Excerpts from a figure dataset:
* START *

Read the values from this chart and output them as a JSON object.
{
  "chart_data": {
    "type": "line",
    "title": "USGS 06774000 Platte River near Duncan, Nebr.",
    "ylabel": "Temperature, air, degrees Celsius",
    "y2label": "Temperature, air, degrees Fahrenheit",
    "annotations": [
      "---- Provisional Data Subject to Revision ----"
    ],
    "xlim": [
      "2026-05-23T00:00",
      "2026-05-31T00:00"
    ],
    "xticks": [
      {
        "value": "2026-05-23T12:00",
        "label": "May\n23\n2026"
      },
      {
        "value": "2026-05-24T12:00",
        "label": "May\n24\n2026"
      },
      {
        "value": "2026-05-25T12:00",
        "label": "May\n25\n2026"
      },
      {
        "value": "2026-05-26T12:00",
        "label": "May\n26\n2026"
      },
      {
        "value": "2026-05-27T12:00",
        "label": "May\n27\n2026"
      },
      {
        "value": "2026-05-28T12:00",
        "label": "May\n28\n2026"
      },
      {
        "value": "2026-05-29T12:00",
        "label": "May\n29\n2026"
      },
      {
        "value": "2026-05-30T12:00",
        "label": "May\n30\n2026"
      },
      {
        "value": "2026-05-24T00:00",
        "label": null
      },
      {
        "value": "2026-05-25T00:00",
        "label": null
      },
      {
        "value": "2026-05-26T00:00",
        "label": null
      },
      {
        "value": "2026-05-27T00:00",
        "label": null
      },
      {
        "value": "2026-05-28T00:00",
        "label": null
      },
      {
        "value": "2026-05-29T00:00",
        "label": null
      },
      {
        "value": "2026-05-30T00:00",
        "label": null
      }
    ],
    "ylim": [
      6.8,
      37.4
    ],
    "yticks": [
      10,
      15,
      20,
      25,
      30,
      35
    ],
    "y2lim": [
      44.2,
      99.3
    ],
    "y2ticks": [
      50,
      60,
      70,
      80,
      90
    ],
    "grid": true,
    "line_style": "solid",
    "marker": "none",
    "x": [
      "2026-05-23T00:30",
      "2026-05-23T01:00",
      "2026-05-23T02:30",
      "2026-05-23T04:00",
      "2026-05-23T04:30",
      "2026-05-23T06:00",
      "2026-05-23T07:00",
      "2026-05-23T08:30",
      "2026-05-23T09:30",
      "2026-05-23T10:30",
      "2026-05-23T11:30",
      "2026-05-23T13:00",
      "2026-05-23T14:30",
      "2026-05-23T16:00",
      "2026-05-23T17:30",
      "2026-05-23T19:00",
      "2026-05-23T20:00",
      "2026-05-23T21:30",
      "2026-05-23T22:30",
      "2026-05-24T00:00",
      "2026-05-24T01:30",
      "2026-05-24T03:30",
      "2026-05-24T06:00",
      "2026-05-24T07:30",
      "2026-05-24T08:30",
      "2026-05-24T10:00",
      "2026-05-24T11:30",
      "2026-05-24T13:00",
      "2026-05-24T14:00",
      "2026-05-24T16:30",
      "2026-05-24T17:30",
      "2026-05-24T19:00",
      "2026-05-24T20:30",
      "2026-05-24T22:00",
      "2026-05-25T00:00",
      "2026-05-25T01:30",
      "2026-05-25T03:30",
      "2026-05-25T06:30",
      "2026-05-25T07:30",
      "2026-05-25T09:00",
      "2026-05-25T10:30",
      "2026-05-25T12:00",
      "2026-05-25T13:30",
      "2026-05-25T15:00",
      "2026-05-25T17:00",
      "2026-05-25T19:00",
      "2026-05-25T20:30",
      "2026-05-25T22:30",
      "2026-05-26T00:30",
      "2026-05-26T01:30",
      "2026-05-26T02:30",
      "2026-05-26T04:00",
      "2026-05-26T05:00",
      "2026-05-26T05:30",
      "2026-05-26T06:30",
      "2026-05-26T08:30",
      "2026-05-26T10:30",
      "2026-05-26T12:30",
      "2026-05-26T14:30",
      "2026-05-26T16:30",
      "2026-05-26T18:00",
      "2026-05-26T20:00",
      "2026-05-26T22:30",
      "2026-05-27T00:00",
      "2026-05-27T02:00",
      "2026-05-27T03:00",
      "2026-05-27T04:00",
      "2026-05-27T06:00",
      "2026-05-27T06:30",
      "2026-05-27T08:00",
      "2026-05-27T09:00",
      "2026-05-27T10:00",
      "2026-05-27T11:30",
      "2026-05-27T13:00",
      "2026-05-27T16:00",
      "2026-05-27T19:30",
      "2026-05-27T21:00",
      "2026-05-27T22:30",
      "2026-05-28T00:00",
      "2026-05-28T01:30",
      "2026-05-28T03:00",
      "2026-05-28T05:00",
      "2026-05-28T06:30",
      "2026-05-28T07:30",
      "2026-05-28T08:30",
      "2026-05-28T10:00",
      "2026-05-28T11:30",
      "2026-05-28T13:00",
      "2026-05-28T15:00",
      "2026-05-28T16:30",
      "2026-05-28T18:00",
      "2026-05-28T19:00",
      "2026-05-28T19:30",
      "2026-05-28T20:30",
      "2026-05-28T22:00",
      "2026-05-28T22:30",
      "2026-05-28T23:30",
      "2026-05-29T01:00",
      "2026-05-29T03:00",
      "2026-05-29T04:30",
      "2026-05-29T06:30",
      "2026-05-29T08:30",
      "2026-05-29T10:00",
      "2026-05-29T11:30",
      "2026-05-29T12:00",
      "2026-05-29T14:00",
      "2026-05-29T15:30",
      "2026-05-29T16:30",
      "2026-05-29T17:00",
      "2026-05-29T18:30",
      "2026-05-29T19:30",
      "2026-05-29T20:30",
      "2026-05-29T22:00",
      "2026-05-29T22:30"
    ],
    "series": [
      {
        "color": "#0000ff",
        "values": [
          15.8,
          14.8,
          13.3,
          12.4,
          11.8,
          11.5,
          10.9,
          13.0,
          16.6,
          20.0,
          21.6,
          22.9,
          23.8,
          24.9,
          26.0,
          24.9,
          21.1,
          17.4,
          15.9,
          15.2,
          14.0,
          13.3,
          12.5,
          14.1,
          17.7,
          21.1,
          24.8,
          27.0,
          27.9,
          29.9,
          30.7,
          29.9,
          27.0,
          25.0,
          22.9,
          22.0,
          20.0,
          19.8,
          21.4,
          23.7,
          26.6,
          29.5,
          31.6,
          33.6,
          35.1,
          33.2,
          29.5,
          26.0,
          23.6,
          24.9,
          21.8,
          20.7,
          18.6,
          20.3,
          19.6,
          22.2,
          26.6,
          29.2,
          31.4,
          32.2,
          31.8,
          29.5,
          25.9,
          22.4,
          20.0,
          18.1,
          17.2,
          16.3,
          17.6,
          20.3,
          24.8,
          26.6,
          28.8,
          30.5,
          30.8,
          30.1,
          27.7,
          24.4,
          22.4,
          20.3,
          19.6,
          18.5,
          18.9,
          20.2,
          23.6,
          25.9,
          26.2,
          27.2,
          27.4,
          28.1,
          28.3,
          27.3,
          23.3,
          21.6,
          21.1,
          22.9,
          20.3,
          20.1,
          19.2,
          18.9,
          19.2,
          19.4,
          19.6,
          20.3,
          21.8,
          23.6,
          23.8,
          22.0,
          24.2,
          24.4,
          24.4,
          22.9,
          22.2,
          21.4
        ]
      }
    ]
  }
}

* END *

Written task: Using the records above, copy each line that contains "values".

Correct output:
Read the values from this chart and output them as a JSON object.
        "values": [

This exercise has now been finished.